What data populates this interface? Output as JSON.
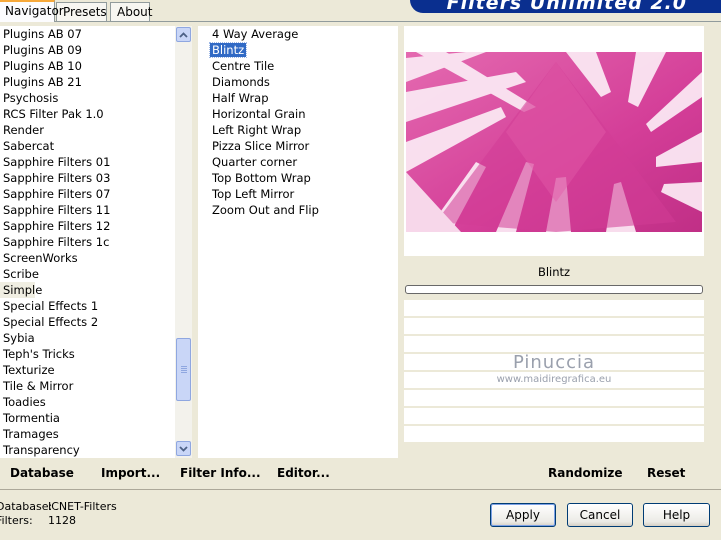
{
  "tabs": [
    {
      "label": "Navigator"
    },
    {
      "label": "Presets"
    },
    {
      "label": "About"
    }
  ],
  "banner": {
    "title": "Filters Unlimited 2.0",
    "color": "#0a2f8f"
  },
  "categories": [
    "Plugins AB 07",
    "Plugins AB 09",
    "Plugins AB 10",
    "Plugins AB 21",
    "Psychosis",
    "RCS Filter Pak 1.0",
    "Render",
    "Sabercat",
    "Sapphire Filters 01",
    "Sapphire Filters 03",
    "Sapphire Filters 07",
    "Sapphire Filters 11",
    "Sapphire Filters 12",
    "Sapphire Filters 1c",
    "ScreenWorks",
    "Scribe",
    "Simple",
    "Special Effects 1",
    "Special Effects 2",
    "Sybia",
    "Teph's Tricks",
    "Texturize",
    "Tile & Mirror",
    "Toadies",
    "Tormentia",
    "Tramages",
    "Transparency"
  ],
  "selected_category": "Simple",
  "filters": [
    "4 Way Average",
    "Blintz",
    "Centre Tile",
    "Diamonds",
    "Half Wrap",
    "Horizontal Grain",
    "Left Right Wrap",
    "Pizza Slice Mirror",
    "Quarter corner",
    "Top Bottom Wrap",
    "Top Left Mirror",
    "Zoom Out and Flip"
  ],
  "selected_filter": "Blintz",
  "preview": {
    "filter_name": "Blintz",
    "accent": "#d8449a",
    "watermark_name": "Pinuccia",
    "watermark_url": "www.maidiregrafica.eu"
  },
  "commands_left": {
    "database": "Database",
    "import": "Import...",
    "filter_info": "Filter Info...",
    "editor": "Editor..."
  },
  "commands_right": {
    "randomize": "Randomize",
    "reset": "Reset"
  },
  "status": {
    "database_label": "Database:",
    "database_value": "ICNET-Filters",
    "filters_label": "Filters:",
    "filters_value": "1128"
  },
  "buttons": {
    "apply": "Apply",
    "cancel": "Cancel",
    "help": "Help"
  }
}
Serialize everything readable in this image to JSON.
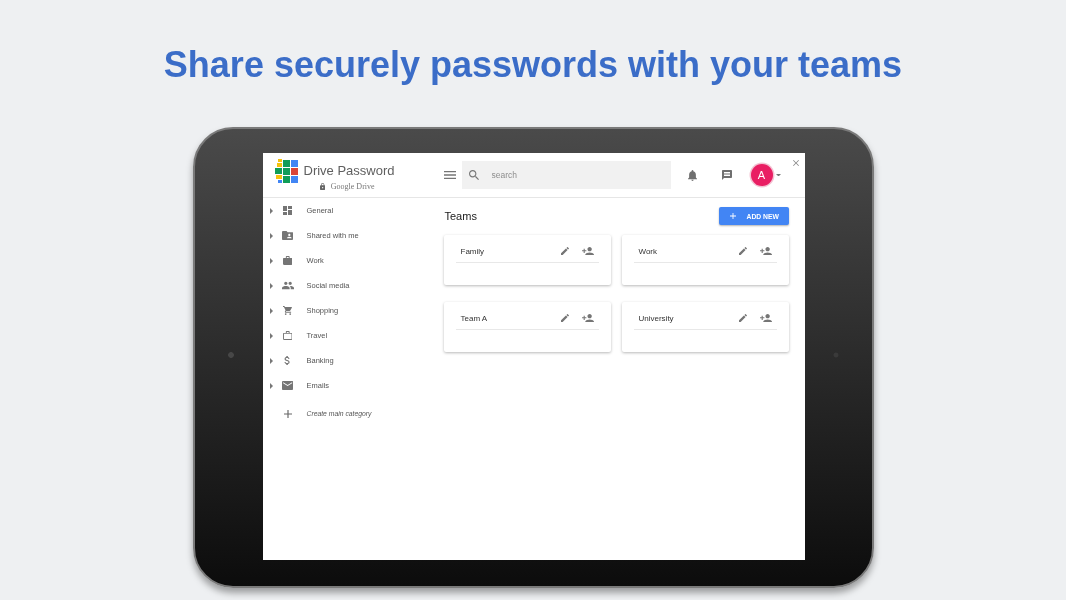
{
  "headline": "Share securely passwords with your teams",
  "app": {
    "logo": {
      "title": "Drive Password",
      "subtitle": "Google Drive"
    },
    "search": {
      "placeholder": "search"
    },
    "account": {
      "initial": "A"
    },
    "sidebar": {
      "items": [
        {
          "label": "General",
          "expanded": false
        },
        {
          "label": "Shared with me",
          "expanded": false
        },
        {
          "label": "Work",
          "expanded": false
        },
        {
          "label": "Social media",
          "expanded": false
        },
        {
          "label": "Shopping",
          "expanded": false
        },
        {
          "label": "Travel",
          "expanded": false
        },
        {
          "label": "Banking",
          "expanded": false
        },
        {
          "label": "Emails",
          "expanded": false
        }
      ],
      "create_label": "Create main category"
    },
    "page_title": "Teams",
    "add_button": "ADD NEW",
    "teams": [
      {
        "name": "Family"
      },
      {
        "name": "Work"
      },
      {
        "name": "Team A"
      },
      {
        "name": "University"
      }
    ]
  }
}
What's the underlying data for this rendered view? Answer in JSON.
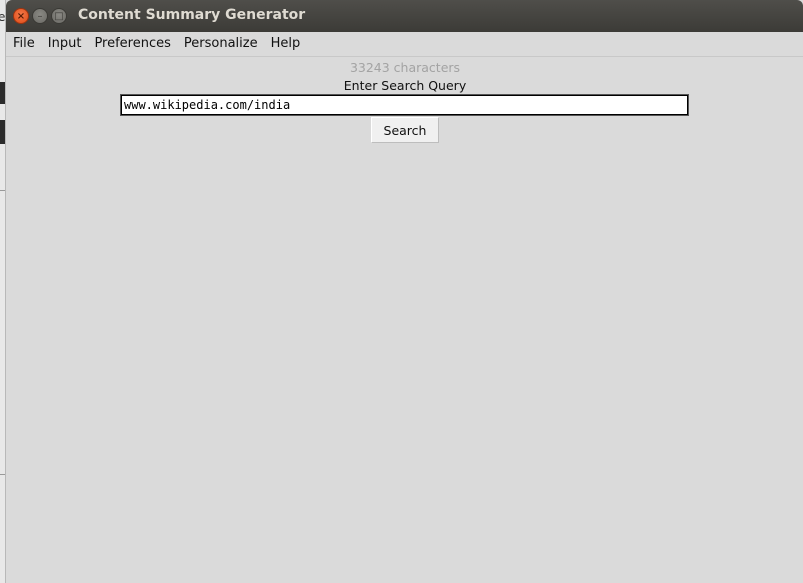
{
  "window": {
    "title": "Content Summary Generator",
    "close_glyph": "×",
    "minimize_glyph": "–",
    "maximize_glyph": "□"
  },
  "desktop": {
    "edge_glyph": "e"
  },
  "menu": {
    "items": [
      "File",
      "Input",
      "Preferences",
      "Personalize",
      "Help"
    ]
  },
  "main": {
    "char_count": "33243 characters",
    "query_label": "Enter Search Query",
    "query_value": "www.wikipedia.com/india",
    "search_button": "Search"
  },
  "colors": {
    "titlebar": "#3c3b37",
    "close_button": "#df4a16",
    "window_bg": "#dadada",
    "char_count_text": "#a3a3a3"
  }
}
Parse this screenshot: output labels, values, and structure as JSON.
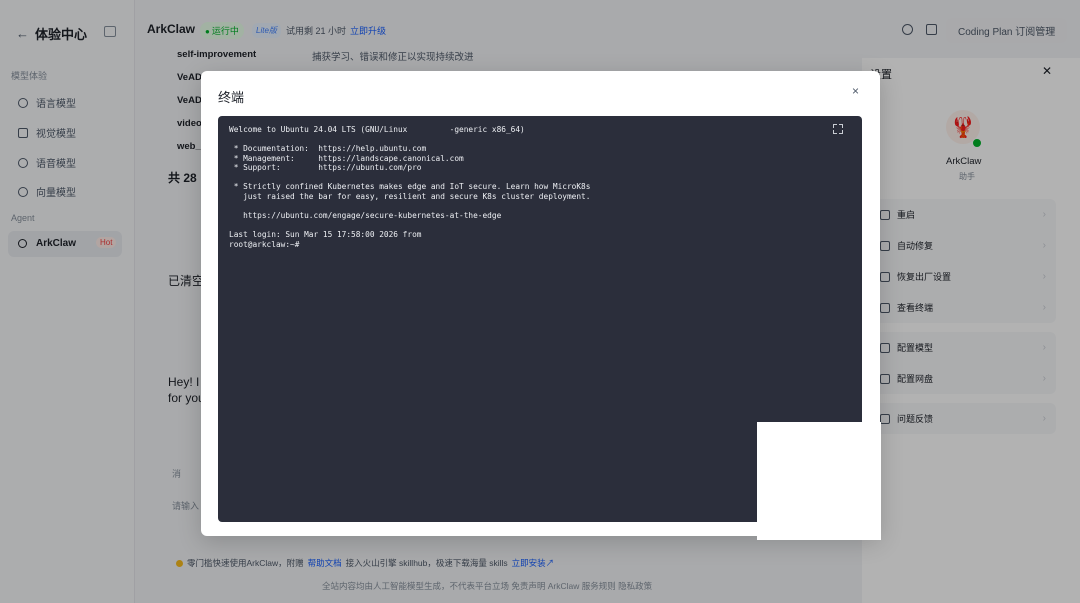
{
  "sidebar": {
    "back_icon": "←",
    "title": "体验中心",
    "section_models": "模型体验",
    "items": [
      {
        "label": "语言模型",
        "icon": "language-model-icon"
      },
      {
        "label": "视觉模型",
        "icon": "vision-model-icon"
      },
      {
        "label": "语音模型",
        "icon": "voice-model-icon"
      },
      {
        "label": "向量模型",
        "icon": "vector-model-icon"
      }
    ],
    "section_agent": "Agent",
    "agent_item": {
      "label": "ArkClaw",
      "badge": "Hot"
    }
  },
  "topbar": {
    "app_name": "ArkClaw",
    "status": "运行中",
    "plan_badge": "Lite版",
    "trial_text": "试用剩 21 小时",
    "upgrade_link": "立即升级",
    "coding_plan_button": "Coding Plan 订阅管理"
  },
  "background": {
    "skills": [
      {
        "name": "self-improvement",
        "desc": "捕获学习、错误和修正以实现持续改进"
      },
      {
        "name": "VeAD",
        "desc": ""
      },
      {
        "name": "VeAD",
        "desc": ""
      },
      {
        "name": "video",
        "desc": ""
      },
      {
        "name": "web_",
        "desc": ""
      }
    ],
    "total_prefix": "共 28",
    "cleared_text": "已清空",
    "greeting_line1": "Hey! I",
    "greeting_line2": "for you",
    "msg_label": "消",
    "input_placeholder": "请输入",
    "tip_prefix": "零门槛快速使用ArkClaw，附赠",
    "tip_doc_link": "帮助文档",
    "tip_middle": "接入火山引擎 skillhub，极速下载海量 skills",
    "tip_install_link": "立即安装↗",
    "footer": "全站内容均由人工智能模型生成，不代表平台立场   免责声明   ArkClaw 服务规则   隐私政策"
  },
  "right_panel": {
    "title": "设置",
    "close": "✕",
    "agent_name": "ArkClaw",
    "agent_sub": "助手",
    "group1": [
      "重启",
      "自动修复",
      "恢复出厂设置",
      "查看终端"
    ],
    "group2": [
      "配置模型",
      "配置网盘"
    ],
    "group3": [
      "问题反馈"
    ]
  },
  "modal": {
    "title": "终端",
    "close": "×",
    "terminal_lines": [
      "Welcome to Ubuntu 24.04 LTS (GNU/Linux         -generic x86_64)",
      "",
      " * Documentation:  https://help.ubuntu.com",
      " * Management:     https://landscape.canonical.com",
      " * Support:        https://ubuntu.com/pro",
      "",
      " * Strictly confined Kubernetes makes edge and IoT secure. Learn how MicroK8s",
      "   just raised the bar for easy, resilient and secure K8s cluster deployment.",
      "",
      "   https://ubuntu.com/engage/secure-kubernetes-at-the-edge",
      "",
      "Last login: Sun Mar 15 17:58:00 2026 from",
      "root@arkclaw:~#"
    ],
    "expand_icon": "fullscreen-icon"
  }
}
● ● ● ● ● ● ●
== Job ==
Which lines include the word "Blintz"? List them all.

== Correct answer ==
    "Blintz",
  "selected_filter": "Blintz",
    "filter_name": "Blintz",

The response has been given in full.